Some records:

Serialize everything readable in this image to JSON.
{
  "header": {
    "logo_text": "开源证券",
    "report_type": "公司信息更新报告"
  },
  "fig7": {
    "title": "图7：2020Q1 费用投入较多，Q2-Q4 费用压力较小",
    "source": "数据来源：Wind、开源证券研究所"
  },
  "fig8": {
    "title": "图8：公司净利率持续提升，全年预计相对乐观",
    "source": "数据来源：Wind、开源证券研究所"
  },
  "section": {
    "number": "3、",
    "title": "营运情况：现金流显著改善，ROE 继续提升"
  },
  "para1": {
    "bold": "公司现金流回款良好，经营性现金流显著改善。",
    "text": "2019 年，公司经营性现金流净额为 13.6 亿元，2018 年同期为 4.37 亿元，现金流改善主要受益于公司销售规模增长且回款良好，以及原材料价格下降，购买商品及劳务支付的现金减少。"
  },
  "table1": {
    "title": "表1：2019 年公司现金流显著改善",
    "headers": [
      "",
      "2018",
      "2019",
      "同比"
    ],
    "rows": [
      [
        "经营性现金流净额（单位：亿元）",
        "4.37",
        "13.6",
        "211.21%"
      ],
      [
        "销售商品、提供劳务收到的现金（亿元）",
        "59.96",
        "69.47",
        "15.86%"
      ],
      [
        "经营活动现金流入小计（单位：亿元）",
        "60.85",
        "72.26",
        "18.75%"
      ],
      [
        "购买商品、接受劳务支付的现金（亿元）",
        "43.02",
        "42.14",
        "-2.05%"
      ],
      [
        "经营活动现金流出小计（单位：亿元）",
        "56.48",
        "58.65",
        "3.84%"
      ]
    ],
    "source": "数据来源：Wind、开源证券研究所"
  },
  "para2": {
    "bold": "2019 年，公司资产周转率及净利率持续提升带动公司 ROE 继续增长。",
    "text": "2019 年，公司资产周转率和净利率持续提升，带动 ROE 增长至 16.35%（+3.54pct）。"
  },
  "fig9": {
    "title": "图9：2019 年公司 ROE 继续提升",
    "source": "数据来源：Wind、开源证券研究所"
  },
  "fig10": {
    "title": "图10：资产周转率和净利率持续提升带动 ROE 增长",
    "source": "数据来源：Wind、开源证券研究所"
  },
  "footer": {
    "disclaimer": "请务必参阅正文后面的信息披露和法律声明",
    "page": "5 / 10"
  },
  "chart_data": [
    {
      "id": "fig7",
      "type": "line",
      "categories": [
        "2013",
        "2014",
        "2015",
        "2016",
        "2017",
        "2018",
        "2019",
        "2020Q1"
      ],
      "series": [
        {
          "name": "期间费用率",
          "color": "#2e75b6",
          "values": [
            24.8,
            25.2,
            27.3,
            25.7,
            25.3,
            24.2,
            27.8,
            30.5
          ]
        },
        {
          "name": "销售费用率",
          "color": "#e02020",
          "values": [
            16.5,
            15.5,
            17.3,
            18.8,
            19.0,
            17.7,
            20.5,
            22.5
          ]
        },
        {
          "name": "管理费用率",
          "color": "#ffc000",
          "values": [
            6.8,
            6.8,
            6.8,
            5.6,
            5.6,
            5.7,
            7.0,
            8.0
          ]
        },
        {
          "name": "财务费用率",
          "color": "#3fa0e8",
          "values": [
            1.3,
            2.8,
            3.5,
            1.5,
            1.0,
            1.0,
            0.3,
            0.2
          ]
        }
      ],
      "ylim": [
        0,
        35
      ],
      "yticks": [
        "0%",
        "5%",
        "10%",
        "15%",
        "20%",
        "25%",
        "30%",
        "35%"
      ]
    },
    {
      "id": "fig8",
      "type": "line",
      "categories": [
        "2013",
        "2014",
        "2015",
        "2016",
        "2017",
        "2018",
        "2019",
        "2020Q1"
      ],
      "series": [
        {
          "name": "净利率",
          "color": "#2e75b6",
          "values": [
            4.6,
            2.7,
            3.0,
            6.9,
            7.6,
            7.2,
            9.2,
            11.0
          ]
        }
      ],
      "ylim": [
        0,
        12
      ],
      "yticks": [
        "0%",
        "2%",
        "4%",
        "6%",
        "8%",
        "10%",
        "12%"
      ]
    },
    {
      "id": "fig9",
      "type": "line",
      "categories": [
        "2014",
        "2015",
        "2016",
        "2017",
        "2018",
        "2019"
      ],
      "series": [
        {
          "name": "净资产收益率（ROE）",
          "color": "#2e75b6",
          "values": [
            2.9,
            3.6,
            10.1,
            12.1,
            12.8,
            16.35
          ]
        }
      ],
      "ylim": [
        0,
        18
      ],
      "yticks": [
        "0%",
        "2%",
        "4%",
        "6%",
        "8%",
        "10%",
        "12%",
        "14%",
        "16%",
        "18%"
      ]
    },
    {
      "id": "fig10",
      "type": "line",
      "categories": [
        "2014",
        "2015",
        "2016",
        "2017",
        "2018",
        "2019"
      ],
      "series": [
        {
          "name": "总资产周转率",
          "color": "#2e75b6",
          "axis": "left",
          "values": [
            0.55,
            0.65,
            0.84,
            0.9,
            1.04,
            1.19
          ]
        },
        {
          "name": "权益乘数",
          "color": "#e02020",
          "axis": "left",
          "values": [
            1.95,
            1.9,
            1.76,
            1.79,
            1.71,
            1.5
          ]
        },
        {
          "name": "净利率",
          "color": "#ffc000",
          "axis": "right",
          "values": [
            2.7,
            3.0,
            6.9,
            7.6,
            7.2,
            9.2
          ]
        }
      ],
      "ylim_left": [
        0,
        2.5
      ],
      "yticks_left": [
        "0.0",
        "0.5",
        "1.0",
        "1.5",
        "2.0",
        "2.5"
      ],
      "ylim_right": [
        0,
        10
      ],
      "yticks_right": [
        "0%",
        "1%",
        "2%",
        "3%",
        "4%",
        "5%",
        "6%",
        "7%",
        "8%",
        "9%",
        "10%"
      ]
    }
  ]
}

Set problem
Scan the data above and copy every line with "bold" in it.

The result
    "bold": "公司现金流回款良好，经营性现金流显著改善。",
    "bold": "2019 年，公司资产周转率及净利率持续提升带动公司 ROE 继续增长。",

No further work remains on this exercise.